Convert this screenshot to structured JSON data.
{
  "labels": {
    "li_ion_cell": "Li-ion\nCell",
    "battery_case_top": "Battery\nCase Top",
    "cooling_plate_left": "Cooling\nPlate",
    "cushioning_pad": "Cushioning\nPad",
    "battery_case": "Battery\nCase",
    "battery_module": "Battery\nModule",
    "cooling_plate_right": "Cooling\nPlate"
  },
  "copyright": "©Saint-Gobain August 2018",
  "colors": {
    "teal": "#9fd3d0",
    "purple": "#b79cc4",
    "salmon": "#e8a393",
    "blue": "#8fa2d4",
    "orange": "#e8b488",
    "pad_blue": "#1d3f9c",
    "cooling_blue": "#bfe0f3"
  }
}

= WORK REQUIRED =
From the first line to the last, retype the data exactly.

= ANSWER FOR THE TASK =
Convert this screenshot to structured JSON data.
{
  "labels": {
    "li_ion_cell": "Li-ion\nCell",
    "battery_case_top": "Battery\nCase Top",
    "cooling_plate_left": "Cooling\nPlate",
    "cushioning_pad": "Cushioning\nPad",
    "battery_case": "Battery\nCase",
    "battery_module": "Battery\nModule",
    "cooling_plate_right": "Cooling\nPlate"
  },
  "copyright": "©Saint-Gobain August 2018",
  "colors": {
    "teal": "#9fd3d0",
    "purple": "#b79cc4",
    "salmon": "#e8a393",
    "blue": "#8fa2d4",
    "orange": "#e8b488",
    "pad_blue": "#1d3f9c",
    "cooling_blue": "#bfe0f3"
  }
}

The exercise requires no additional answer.